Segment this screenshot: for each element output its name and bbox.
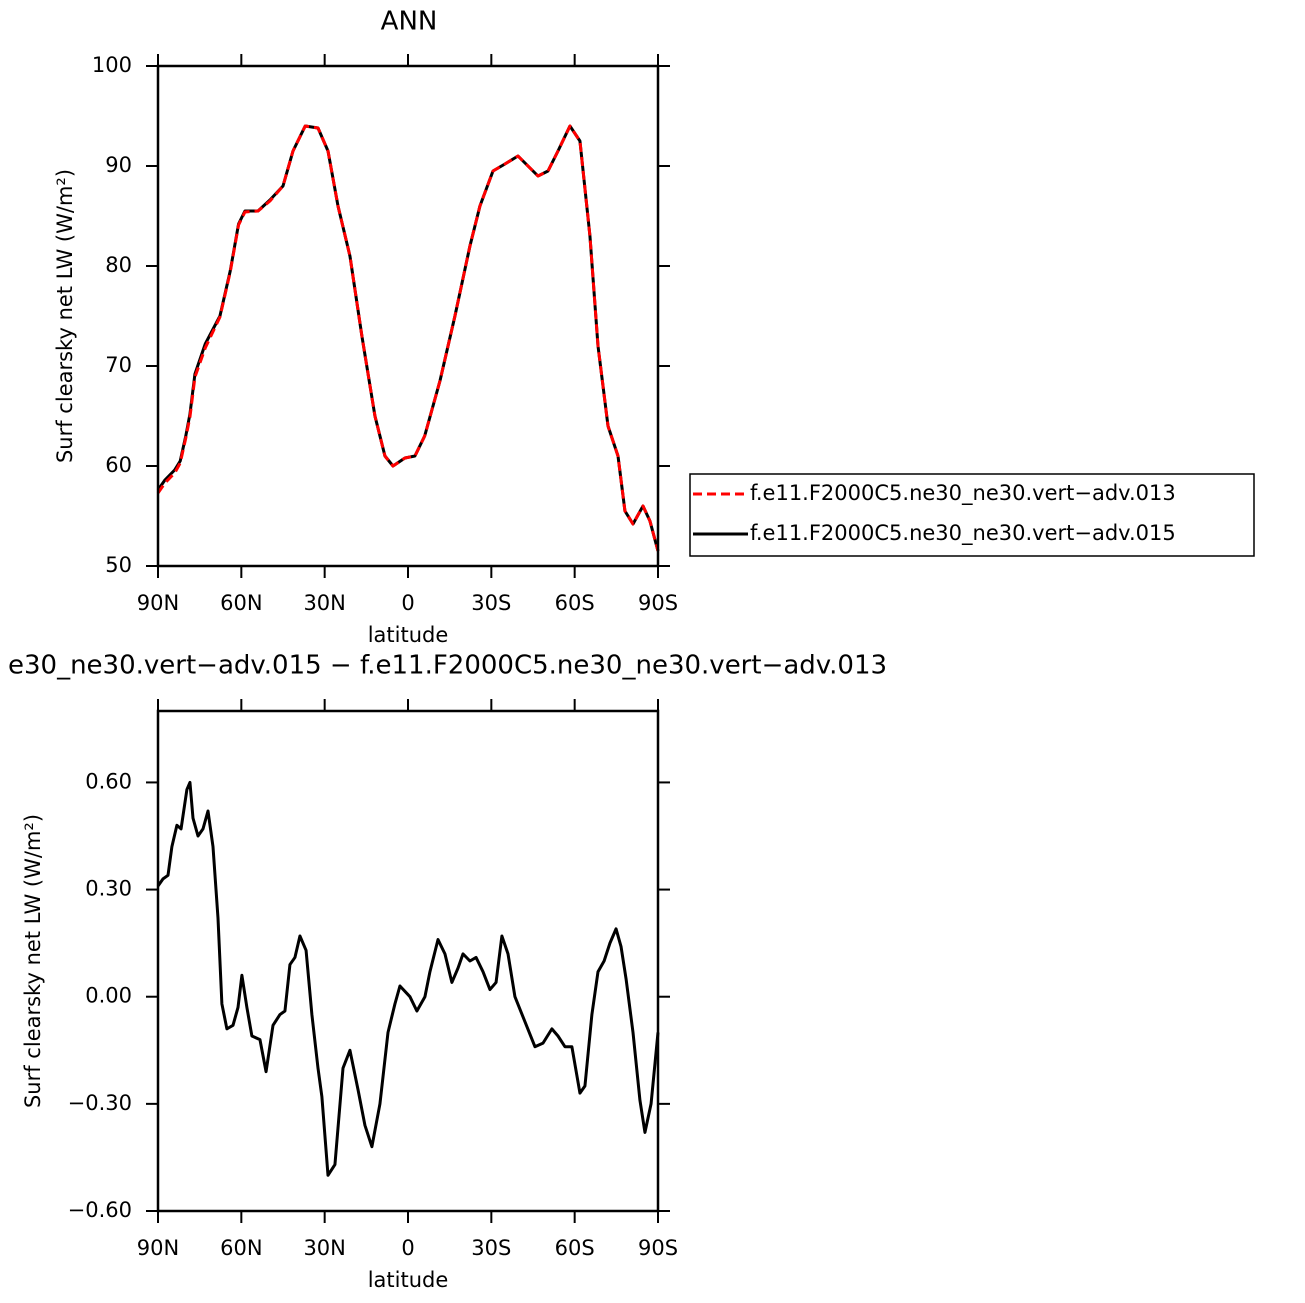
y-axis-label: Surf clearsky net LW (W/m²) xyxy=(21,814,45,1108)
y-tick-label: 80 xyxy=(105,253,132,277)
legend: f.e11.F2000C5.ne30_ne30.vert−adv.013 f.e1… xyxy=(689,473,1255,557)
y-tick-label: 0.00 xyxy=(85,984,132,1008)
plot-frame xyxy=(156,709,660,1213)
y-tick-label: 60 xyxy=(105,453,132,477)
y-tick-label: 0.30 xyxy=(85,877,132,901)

#####

▶ **Your task**: Duplicate the part of the material above that opens with the line containing "y-axis-label: Surf clearsky" and runs through the end of the material, including both ends, and copy each line precisely as it stands.

▶ **Response to the task**:
y-axis-label: Surf clearsky net LW (W/m²) xyxy=(21,814,45,1108)
y-tick-label: 80 xyxy=(105,253,132,277)
legend: f.e11.F2000C5.ne30_ne30.vert−adv.013 f.e1… xyxy=(689,473,1255,557)
y-tick-label: 0.00 xyxy=(85,984,132,1008)
plot-frame xyxy=(156,709,660,1213)
y-tick-label: 60 xyxy=(105,453,132,477)
y-tick-label: 0.30 xyxy=(85,877,132,901)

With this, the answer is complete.